Give the number of lines in the records below that include "before". Reply with that number alone.

==*==

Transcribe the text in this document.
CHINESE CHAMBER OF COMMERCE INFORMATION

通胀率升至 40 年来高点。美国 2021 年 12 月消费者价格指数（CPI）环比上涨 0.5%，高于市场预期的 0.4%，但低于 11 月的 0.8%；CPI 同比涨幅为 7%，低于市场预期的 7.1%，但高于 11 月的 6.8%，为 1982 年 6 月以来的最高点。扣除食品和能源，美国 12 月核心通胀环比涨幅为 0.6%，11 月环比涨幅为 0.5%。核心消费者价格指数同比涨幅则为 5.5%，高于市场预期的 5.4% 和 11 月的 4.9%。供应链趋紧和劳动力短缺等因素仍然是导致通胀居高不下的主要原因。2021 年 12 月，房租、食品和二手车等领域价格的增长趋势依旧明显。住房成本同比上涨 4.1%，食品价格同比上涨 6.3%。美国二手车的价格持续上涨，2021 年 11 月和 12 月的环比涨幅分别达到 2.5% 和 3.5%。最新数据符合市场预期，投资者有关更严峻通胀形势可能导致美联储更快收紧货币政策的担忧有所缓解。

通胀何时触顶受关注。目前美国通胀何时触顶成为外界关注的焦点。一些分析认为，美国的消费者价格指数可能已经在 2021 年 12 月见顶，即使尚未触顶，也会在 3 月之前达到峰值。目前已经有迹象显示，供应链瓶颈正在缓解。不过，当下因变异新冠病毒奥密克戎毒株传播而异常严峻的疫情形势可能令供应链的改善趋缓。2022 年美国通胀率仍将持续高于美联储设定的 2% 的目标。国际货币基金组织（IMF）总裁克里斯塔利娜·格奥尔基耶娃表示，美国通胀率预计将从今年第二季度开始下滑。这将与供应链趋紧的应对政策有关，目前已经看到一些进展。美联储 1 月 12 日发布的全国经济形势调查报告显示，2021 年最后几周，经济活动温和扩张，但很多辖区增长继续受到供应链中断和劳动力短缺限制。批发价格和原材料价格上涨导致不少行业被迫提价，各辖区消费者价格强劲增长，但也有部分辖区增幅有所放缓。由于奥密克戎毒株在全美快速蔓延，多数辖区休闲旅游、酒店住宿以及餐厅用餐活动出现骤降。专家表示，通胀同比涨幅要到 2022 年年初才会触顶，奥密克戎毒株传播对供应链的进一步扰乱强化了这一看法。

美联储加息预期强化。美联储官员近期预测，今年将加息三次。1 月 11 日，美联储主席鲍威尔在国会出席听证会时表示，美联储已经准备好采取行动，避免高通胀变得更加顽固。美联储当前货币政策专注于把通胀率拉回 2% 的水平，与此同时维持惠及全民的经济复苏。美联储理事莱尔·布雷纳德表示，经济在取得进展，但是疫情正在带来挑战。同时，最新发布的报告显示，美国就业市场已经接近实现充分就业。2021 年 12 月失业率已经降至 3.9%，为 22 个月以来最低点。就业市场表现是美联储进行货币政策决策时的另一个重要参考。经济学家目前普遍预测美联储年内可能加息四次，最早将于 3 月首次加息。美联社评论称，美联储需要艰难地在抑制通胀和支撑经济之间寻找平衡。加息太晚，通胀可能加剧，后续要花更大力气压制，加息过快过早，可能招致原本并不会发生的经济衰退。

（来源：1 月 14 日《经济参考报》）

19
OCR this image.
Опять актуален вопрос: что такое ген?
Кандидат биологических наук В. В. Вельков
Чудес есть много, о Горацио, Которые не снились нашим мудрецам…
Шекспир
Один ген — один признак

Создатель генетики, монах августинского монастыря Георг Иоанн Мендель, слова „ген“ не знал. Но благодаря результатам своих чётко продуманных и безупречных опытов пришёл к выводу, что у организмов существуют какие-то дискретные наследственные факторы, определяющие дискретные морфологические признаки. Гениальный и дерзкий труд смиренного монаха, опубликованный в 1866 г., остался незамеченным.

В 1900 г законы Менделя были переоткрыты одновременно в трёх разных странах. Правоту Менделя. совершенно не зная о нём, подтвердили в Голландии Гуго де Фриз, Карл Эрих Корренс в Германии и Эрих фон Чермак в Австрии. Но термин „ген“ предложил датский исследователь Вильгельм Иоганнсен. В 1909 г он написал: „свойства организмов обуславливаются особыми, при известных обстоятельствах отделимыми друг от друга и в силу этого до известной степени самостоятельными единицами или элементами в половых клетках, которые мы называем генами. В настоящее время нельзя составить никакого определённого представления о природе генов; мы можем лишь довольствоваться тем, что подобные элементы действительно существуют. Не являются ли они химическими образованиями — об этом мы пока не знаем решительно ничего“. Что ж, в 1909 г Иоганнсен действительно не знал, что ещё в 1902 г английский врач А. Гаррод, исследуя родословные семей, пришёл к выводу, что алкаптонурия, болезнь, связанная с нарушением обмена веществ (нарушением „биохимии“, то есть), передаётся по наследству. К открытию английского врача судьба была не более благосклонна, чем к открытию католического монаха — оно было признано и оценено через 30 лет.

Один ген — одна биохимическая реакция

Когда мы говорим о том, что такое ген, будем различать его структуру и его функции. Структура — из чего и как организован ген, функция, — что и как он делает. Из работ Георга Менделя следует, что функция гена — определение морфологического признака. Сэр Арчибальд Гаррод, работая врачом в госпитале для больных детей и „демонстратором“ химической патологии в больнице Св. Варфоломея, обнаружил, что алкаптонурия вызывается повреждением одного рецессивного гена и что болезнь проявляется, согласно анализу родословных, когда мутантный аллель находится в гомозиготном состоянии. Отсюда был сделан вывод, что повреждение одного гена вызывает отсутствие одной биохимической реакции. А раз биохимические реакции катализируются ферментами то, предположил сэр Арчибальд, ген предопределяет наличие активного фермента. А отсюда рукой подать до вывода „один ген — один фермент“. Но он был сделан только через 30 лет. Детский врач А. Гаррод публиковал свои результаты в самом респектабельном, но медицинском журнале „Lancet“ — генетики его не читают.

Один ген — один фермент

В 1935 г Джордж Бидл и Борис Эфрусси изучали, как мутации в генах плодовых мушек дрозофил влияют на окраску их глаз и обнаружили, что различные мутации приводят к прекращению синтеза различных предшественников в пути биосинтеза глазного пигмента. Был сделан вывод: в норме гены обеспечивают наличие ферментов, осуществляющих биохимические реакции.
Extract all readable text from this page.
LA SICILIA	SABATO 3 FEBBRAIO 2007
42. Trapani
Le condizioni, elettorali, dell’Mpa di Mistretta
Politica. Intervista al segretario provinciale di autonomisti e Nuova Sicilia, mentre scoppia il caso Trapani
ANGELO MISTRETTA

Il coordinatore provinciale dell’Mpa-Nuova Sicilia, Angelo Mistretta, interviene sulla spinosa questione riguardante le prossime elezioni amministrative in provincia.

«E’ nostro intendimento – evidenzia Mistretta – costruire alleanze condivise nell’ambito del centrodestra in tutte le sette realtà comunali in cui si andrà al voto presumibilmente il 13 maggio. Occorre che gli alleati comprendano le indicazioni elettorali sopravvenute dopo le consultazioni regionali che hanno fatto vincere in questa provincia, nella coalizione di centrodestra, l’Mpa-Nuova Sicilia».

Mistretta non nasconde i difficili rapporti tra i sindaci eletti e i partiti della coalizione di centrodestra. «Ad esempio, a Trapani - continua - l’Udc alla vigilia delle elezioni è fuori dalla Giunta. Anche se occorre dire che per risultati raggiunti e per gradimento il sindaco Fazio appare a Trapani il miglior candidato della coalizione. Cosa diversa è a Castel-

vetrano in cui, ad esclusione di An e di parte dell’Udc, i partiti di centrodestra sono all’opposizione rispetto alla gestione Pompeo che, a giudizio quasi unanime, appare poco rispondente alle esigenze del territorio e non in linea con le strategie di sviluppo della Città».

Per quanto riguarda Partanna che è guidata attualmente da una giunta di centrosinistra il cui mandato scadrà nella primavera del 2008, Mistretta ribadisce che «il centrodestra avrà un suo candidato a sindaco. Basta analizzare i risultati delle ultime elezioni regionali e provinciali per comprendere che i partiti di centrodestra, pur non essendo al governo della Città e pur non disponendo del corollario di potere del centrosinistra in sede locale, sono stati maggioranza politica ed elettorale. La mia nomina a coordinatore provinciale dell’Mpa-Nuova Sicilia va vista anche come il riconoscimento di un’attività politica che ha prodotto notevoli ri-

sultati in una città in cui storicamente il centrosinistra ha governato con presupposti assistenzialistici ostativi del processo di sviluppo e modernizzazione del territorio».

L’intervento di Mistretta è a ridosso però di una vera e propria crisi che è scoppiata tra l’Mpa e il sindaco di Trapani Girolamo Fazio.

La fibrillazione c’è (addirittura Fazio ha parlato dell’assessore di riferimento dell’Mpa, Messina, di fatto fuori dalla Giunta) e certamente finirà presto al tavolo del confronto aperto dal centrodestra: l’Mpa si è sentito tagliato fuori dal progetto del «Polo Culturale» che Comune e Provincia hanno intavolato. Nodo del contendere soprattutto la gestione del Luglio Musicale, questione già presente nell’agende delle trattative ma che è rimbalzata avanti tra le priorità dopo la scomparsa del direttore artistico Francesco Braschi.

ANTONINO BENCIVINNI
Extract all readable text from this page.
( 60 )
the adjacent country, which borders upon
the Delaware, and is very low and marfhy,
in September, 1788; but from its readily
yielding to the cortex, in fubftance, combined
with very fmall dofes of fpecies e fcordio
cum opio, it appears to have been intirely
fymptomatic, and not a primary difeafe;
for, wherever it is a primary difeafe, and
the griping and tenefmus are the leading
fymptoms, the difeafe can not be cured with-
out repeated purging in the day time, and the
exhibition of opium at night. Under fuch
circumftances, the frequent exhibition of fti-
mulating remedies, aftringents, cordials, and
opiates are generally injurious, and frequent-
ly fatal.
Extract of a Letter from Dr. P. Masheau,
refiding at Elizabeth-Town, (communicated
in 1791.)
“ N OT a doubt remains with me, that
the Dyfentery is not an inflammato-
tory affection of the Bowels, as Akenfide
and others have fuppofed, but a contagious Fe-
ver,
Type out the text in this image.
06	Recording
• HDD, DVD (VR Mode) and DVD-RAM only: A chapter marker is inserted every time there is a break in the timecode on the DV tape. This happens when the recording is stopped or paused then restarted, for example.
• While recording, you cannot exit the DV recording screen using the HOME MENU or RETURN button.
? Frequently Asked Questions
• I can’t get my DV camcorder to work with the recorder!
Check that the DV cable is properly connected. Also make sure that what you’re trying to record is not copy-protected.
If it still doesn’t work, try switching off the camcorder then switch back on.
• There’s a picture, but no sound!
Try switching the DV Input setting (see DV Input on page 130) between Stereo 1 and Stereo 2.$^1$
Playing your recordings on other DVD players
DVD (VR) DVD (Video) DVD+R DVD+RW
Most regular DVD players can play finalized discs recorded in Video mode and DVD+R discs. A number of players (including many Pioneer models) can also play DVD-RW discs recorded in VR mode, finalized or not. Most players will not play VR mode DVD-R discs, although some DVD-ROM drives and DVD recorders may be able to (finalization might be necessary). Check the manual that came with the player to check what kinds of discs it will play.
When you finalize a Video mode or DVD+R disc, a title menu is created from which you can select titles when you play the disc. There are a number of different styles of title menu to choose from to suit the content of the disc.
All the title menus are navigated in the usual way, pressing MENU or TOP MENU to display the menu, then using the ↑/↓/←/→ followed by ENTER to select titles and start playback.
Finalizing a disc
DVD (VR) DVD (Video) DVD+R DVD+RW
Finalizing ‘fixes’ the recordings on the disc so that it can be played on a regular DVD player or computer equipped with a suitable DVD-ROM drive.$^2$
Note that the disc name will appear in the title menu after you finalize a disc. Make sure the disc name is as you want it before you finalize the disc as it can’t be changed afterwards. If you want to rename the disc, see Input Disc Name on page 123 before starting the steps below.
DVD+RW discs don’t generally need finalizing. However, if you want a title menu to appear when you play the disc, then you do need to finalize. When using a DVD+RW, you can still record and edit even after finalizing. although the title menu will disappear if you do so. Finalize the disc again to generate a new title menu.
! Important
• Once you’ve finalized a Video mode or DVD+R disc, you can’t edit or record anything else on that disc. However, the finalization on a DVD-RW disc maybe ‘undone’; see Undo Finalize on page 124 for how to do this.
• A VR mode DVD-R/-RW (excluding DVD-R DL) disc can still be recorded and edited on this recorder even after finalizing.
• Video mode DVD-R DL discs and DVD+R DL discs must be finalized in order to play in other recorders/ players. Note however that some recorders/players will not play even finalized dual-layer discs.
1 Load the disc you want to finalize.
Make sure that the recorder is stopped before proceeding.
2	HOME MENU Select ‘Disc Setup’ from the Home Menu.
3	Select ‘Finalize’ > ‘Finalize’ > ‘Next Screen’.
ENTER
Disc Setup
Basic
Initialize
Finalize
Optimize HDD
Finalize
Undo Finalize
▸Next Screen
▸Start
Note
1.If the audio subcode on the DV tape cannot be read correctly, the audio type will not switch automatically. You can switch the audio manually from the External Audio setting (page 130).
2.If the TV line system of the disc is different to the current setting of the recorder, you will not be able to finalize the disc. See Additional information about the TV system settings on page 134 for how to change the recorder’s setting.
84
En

==*==

Response below: 2